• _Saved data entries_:
[Start]

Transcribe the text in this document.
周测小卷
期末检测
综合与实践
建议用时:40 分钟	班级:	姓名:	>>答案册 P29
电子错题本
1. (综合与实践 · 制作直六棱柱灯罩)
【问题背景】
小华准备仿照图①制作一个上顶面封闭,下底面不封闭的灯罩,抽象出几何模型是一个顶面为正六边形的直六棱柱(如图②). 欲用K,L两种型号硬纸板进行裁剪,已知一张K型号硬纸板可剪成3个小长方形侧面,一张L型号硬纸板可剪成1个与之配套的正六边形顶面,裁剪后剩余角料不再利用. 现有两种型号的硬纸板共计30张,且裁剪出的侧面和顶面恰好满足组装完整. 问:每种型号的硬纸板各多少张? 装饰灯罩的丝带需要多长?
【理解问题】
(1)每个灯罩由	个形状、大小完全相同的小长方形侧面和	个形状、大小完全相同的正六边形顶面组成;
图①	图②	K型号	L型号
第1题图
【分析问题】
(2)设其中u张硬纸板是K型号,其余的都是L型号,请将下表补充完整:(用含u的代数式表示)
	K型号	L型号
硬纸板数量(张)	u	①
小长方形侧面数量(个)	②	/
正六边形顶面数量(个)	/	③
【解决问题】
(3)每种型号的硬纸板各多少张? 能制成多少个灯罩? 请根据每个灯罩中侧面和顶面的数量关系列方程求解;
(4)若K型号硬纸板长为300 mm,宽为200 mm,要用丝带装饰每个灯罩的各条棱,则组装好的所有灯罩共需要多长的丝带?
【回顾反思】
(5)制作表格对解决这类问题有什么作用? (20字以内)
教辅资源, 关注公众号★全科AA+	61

[End]

• _Given exercise_: Identify the lines above that contain the word "每种型号的硬纸板各多少张", then copy them.

• _Task response_:
小华准备仿照图①制作一个上顶面封闭,下底面不封闭的灯罩,抽象出几何模型是一个顶面为正六边形的直六棱柱(如图②). 欲用K,L两种型号硬纸板进行裁剪,已知一张K型号硬纸板可剪成3个小长方形侧面,一张L型号硬纸板可剪成1个与之配套的正六边形顶面,裁剪后剩余角料不再利用. 现有两种型号的硬纸板共计30张,且裁剪出的侧面和顶面恰好满足组装完整. 问:每种型号的硬纸板各多少张? 装饰灯罩的丝带需要多长?
(3)每种型号的硬纸板各多少张? 能制成多少个灯罩? 请根据每个灯罩中侧面和顶面的数量关系列方程求解;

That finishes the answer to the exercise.